Start of Exercise inputs

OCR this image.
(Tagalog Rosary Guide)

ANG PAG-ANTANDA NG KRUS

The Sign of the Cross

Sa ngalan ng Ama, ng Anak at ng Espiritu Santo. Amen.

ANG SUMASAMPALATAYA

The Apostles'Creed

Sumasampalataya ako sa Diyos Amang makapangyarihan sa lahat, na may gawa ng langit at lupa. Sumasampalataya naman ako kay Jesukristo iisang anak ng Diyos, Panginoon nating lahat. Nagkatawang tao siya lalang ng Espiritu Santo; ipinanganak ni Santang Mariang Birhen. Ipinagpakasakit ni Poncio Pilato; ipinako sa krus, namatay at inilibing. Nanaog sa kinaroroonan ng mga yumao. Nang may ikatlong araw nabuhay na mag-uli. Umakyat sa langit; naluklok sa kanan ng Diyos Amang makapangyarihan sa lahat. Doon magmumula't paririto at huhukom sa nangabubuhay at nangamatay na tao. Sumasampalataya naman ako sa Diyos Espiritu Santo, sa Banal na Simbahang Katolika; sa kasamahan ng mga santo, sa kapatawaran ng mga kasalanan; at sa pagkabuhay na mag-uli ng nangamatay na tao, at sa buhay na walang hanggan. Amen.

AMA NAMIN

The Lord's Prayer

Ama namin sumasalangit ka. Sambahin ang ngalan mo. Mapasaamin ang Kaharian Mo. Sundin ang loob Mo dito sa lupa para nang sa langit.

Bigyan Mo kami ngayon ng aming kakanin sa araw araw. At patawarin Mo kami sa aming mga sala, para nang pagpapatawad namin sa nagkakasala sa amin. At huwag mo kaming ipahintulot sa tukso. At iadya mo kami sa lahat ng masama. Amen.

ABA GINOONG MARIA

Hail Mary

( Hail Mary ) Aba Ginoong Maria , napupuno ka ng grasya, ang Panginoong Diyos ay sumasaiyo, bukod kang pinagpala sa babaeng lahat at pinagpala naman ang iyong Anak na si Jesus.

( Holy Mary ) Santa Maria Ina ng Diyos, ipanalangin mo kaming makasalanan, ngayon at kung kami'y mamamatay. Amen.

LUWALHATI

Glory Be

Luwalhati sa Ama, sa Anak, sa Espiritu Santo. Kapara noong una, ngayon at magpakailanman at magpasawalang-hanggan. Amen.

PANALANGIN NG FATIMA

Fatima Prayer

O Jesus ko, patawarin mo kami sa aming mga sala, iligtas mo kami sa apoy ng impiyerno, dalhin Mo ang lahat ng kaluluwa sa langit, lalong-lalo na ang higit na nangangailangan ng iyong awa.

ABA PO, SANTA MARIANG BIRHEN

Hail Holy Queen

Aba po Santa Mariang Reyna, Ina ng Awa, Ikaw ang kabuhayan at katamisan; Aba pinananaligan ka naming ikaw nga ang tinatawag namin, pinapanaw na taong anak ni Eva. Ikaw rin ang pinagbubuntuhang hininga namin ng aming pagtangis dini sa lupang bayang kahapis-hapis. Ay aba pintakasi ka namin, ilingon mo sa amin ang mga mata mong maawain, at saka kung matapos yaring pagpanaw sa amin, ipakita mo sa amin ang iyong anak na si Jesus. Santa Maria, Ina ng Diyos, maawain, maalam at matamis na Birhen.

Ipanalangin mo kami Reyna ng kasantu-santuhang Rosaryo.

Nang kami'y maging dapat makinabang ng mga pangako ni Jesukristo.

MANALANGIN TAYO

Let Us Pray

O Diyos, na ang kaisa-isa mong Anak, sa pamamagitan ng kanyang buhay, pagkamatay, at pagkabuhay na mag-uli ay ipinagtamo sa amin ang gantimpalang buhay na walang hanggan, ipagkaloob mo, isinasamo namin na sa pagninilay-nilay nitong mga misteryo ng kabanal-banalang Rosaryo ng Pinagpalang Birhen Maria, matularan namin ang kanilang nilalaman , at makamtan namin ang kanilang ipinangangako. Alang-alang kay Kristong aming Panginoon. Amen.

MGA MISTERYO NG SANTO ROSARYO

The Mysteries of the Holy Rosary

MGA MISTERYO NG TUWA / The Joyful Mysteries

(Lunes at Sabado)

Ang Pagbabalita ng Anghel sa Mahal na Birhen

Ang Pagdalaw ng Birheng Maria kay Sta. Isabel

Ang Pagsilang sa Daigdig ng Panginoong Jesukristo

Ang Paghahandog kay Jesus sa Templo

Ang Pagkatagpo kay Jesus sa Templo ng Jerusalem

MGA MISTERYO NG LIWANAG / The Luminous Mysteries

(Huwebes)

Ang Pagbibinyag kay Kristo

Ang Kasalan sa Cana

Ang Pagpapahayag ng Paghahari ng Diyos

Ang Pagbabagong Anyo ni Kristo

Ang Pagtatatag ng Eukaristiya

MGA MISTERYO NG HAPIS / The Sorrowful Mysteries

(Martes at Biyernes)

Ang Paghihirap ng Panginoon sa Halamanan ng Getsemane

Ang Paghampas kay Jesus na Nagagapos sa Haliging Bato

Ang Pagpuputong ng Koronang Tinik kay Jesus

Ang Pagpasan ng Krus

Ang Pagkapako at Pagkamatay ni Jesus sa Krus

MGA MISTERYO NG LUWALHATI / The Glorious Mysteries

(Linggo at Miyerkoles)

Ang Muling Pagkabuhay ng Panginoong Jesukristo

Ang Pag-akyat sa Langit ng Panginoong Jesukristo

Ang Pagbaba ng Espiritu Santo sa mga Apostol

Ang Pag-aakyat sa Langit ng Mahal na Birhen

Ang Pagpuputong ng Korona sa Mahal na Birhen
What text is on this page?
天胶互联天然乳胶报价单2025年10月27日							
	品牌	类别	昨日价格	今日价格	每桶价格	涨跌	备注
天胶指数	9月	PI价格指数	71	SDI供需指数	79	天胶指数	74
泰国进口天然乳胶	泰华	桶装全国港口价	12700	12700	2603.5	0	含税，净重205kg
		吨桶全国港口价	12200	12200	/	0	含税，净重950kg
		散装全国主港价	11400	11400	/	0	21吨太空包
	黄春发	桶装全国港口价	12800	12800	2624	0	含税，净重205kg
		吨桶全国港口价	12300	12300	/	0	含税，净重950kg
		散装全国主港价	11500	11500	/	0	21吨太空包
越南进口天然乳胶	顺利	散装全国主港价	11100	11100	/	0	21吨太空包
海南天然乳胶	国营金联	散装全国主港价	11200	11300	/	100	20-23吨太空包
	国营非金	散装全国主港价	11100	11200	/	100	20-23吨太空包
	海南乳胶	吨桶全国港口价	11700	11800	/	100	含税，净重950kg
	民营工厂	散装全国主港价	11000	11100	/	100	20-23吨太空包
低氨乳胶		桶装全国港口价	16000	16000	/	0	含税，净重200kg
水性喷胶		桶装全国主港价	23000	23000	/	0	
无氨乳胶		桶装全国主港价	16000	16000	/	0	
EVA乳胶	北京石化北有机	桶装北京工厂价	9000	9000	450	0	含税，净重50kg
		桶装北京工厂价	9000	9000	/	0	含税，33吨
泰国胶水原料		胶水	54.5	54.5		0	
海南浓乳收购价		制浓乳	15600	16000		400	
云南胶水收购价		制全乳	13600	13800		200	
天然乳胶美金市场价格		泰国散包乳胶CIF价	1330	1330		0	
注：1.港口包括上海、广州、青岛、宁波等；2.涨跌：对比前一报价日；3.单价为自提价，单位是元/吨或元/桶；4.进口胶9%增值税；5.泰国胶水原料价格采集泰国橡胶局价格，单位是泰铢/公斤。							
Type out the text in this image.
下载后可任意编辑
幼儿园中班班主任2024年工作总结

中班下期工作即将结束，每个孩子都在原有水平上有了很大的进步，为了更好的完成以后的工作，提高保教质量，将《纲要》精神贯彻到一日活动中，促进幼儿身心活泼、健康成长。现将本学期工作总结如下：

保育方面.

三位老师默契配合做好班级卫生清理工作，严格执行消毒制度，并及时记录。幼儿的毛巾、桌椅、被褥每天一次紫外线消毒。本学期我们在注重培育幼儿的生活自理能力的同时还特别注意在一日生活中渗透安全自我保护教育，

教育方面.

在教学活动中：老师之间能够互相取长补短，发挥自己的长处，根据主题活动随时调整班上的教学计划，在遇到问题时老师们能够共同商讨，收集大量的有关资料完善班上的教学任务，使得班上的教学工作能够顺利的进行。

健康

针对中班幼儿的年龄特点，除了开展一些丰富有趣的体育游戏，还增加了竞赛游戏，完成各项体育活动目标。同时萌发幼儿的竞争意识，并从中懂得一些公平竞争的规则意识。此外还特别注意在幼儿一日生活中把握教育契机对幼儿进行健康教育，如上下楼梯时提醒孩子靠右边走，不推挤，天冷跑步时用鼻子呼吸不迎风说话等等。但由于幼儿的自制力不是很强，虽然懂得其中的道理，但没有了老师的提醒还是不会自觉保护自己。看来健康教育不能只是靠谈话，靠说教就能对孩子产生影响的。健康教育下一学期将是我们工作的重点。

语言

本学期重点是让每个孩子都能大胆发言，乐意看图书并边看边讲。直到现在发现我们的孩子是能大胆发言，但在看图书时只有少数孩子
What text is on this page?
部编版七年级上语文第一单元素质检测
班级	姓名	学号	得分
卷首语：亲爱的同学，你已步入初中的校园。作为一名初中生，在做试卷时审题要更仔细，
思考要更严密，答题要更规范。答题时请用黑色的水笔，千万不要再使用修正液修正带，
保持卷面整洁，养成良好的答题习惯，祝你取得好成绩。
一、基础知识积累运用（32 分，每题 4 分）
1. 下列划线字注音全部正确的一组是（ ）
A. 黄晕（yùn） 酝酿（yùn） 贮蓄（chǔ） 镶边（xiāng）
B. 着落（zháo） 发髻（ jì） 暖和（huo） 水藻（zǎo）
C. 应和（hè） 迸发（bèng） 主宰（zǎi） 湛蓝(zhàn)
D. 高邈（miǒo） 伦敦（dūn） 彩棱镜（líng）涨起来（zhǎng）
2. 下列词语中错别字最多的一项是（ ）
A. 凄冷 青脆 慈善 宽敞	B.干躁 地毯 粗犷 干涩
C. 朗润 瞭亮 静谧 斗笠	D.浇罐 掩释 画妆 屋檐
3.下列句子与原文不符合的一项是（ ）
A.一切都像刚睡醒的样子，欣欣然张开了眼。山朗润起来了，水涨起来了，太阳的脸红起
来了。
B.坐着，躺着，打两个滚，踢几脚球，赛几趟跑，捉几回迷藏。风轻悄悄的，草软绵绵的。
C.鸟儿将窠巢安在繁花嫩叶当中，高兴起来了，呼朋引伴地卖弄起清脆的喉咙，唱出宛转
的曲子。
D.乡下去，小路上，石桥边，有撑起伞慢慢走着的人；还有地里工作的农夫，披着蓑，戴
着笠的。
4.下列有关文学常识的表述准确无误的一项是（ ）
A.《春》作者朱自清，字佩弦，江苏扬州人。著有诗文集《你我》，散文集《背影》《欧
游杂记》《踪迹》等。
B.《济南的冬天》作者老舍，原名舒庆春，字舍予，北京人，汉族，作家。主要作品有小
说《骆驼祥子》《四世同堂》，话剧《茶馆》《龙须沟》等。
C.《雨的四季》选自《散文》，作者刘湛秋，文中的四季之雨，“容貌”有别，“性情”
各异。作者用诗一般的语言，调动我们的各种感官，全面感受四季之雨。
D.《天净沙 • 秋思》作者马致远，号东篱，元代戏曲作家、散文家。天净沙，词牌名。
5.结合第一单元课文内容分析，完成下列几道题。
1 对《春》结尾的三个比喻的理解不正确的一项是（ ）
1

End of Exercise inputs

Set down, word for word, only the lines running from the line with "Type out the text in this image." to the last line of the listing above. Both of those lines belong in your answer.

Type out the text in this image.
下载后可任意编辑
幼儿园中班班主任2024年工作总结

中班下期工作即将结束，每个孩子都在原有水平上有了很大的进步，为了更好的完成以后的工作，提高保教质量，将《纲要》精神贯彻到一日活动中，促进幼儿身心活泼、健康成长。现将本学期工作总结如下：

保育方面.

三位老师默契配合做好班级卫生清理工作，严格执行消毒制度，并及时记录。幼儿的毛巾、桌椅、被褥每天一次紫外线消毒。本学期我们在注重培育幼儿的生活自理能力的同时还特别注意在一日生活中渗透安全自我保护教育，

教育方面.

在教学活动中：老师之间能够互相取长补短，发挥自己的长处，根据主题活动随时调整班上的教学计划，在遇到问题时老师们能够共同商讨，收集大量的有关资料完善班上的教学任务，使得班上的教学工作能够顺利的进行。

健康

针对中班幼儿的年龄特点，除了开展一些丰富有趣的体育游戏，还增加了竞赛游戏，完成各项体育活动目标。同时萌发幼儿的竞争意识，并从中懂得一些公平竞争的规则意识。此外还特别注意在幼儿一日生活中把握教育契机对幼儿进行健康教育，如上下楼梯时提醒孩子靠右边走，不推挤，天冷跑步时用鼻子呼吸不迎风说话等等。但由于幼儿的自制力不是很强，虽然懂得其中的道理，但没有了老师的提醒还是不会自觉保护自己。看来健康教育不能只是靠谈话，靠说教就能对孩子产生影响的。健康教育下一学期将是我们工作的重点。

语言

本学期重点是让每个孩子都能大胆发言，乐意看图书并边看边讲。直到现在发现我们的孩子是能大胆发言，但在看图书时只有少数孩子
What text is on this page?
部编版七年级上语文第一单元素质检测
班级	姓名	学号	得分
卷首语：亲爱的同学，你已步入初中的校园。作为一名初中生，在做试卷时审题要更仔细，
思考要更严密，答题要更规范。答题时请用黑色的水笔，千万不要再使用修正液修正带，
保持卷面整洁，养成良好的答题习惯，祝你取得好成绩。
一、基础知识积累运用（32 分，每题 4 分）
1. 下列划线字注音全部正确的一组是（ ）
A. 黄晕（yùn） 酝酿（yùn） 贮蓄（chǔ） 镶边（xiāng）
B. 着落（zháo） 发髻（ jì） 暖和（huo） 水藻（zǎo）
C. 应和（hè） 迸发（bèng） 主宰（zǎi） 湛蓝(zhàn)
D. 高邈（miǒo） 伦敦（dūn） 彩棱镜（líng）涨起来（zhǎng）
2. 下列词语中错别字最多的一项是（ ）
A. 凄冷 青脆 慈善 宽敞	B.干躁 地毯 粗犷 干涩
C. 朗润 瞭亮 静谧 斗笠	D.浇罐 掩释 画妆 屋檐
3.下列句子与原文不符合的一项是（ ）
A.一切都像刚睡醒的样子，欣欣然张开了眼。山朗润起来了，水涨起来了，太阳的脸红起
来了。
B.坐着，躺着，打两个滚，踢几脚球，赛几趟跑，捉几回迷藏。风轻悄悄的，草软绵绵的。
C.鸟儿将窠巢安在繁花嫩叶当中，高兴起来了，呼朋引伴地卖弄起清脆的喉咙，唱出宛转
的曲子。
D.乡下去，小路上，石桥边，有撑起伞慢慢走着的人；还有地里工作的农夫，披着蓑，戴
着笠的。
4.下列有关文学常识的表述准确无误的一项是（ ）
A.《春》作者朱自清，字佩弦，江苏扬州人。著有诗文集《你我》，散文集《背影》《欧
游杂记》《踪迹》等。
B.《济南的冬天》作者老舍，原名舒庆春，字舍予，北京人，汉族，作家。主要作品有小
说《骆驼祥子》《四世同堂》，话剧《茶馆》《龙须沟》等。
C.《雨的四季》选自《散文》，作者刘湛秋，文中的四季之雨，“容貌”有别，“性情”
各异。作者用诗一般的语言，调动我们的各种感官，全面感受四季之雨。
D.《天净沙 • 秋思》作者马致远，号东篱，元代戏曲作家、散文家。天净沙，词牌名。
5.结合第一单元课文内容分析，完成下列几道题。
1 对《春》结尾的三个比喻的理解不正确的一项是（ ）
1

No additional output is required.